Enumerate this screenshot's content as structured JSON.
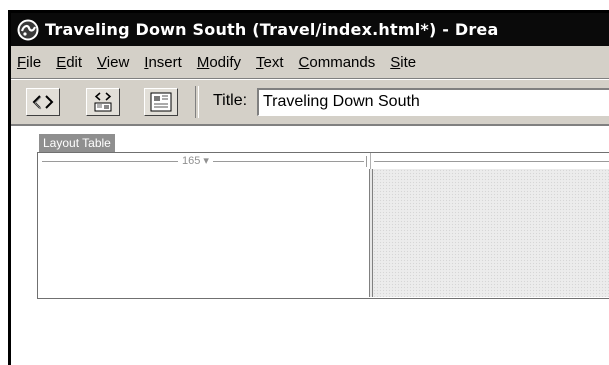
{
  "window": {
    "title": "Traveling Down South (Travel/index.html*) - Drea"
  },
  "menubar": {
    "items": [
      {
        "acc": "F",
        "rest": "ile"
      },
      {
        "acc": "E",
        "rest": "dit"
      },
      {
        "acc": "V",
        "rest": "iew"
      },
      {
        "acc": "I",
        "rest": "nsert"
      },
      {
        "acc": "M",
        "rest": "odify"
      },
      {
        "acc": "T",
        "rest": "ext"
      },
      {
        "acc": "C",
        "rest": "ommands"
      },
      {
        "acc": "S",
        "rest": "ite"
      }
    ]
  },
  "toolbar": {
    "buttons": [
      "code-view-icon",
      "split-view-icon",
      "design-view-icon"
    ],
    "title_label": "Title:",
    "title_value": "Traveling Down South"
  },
  "document": {
    "layout_table_label": "Layout Table",
    "column_width_label": "165 ▾"
  }
}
□ □ □ □ □
Exercise objective
Quote the records in their entirety, keeping the wording exact and excluding pictures.

Written response
Enumerate this screenshot's content as structured JSON.
{
  "window": {
    "title": "Traveling Down South (Travel/index.html*) - Drea"
  },
  "menubar": {
    "items": [
      {
        "acc": "F",
        "rest": "ile"
      },
      {
        "acc": "E",
        "rest": "dit"
      },
      {
        "acc": "V",
        "rest": "iew"
      },
      {
        "acc": "I",
        "rest": "nsert"
      },
      {
        "acc": "M",
        "rest": "odify"
      },
      {
        "acc": "T",
        "rest": "ext"
      },
      {
        "acc": "C",
        "rest": "ommands"
      },
      {
        "acc": "S",
        "rest": "ite"
      }
    ]
  },
  "toolbar": {
    "buttons": [
      "code-view-icon",
      "split-view-icon",
      "design-view-icon"
    ],
    "title_label": "Title:",
    "title_value": "Traveling Down South"
  },
  "document": {
    "layout_table_label": "Layout Table",
    "column_width_label": "165 ▾"
  }
}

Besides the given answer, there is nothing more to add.